Pictures do not belong in your copy. Repeat all the other data exactly.
━━━━━ Given information ━━━━━
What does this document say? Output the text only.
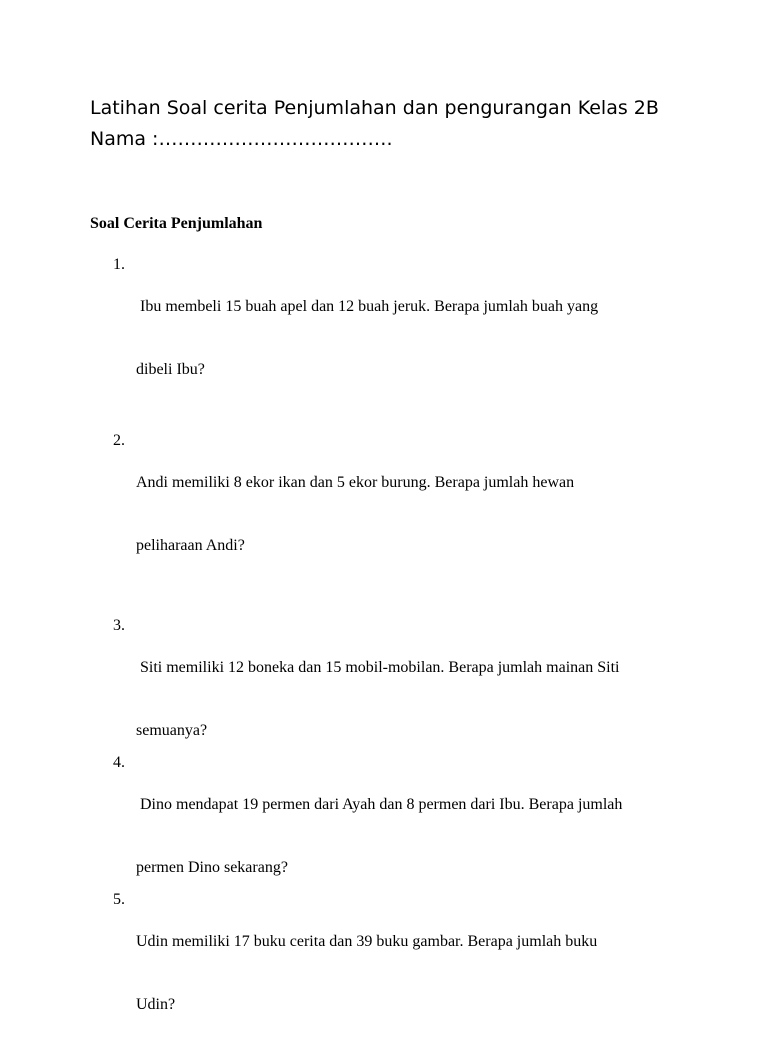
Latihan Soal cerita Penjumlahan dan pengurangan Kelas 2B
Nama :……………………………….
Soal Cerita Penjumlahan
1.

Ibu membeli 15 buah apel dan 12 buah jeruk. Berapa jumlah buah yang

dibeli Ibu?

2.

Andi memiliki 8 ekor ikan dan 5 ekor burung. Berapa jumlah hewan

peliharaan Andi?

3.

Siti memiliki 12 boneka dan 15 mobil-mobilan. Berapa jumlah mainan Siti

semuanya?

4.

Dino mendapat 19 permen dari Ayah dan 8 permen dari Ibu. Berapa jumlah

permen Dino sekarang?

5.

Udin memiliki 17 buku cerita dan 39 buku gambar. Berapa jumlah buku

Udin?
━━━━━
▶ [Written solution]:
What does this document say? Output the text only.
Latihan Soal cerita Penjumlahan dan pengurangan Kelas 2B
Nama :……………………………….
Soal Cerita Penjumlahan
1.

Ibu membeli 15 buah apel dan 12 buah jeruk. Berapa jumlah buah yang

dibeli Ibu?

2.

Andi memiliki 8 ekor ikan dan 5 ekor burung. Berapa jumlah hewan

peliharaan Andi?

3.

Siti memiliki 12 boneka dan 15 mobil-mobilan. Berapa jumlah mainan Siti

semuanya?

4.

Dino mendapat 19 permen dari Ayah dan 8 permen dari Ibu. Berapa jumlah

permen Dino sekarang?

5.

Udin memiliki 17 buku cerita dan 39 buku gambar. Berapa jumlah buku

Udin?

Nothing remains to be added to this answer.